(Lines of data)
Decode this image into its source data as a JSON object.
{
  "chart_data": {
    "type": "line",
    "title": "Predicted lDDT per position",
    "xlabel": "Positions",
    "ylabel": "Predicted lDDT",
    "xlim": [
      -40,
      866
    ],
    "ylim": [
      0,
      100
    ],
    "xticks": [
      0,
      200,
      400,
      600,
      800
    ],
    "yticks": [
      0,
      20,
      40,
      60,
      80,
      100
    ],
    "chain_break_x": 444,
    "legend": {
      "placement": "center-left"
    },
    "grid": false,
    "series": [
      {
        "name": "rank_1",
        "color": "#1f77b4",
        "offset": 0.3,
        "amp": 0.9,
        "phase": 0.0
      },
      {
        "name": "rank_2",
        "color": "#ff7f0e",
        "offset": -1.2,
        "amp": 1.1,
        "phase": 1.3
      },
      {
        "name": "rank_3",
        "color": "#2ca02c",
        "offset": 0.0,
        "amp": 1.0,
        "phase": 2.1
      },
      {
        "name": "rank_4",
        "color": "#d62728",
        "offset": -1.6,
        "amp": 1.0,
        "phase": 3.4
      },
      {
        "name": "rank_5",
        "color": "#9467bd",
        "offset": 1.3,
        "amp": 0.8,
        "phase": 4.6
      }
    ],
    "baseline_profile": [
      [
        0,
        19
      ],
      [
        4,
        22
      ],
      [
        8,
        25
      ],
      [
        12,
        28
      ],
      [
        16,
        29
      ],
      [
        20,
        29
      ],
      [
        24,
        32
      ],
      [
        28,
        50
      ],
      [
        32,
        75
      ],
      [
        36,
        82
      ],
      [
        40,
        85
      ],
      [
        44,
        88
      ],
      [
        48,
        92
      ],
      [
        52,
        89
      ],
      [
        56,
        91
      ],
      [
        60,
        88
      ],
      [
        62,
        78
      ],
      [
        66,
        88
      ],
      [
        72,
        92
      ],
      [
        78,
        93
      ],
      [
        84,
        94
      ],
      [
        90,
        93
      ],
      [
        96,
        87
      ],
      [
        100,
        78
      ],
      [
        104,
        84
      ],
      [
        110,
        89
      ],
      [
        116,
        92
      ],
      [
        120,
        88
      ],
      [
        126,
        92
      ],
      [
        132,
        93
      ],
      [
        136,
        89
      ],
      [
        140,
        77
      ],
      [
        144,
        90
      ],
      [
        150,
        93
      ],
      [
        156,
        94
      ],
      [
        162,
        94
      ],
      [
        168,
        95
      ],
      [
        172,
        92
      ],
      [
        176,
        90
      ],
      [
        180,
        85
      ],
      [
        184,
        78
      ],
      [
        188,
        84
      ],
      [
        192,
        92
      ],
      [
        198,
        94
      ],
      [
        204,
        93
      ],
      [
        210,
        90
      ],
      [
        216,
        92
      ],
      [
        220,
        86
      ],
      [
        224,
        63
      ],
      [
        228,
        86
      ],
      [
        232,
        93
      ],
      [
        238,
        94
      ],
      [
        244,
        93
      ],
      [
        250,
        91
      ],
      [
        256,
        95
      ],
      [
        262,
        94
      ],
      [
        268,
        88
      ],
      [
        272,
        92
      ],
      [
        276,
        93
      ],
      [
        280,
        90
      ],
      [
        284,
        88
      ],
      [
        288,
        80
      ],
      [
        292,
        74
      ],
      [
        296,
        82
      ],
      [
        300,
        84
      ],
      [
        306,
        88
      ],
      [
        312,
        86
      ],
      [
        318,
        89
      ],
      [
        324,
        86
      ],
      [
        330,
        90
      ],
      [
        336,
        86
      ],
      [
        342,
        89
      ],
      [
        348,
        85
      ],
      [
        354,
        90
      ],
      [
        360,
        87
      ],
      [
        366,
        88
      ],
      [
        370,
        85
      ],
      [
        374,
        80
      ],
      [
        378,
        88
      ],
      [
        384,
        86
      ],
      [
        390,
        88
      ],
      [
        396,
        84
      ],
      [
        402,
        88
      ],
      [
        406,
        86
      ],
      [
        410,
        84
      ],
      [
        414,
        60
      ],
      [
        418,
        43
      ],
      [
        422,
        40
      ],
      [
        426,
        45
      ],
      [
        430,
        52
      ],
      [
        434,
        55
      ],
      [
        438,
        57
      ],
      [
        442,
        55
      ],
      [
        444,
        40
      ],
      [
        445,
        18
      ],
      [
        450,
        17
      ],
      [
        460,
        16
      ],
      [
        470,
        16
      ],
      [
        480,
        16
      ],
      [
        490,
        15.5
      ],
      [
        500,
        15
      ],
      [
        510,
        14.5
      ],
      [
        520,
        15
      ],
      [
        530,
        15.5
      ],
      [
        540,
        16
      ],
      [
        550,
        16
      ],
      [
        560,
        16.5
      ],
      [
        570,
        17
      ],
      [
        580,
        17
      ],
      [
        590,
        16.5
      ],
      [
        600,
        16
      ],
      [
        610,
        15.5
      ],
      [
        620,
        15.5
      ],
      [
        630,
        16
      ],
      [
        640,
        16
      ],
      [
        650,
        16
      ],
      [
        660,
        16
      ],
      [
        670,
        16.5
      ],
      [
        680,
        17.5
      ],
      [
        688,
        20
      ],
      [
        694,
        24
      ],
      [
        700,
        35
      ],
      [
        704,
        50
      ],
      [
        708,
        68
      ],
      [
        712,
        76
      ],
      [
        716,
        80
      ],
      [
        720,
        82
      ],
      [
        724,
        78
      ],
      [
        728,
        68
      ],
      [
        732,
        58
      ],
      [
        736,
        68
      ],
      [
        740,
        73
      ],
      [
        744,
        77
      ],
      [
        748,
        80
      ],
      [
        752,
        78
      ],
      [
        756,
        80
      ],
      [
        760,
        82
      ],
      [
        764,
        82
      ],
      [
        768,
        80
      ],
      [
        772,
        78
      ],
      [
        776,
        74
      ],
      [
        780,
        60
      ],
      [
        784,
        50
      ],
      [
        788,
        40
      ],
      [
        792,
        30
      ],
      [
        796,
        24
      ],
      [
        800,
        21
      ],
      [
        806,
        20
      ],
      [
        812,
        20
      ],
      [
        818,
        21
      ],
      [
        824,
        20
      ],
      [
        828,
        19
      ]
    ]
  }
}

■ PROBLEM TO WORK ON ■
Pick out the lines containing the string "Predicted" and show them.

■ ANSWER IN FULL ■
    "title": "Predicted lDDT per position",
    "ylabel": "Predicted lDDT",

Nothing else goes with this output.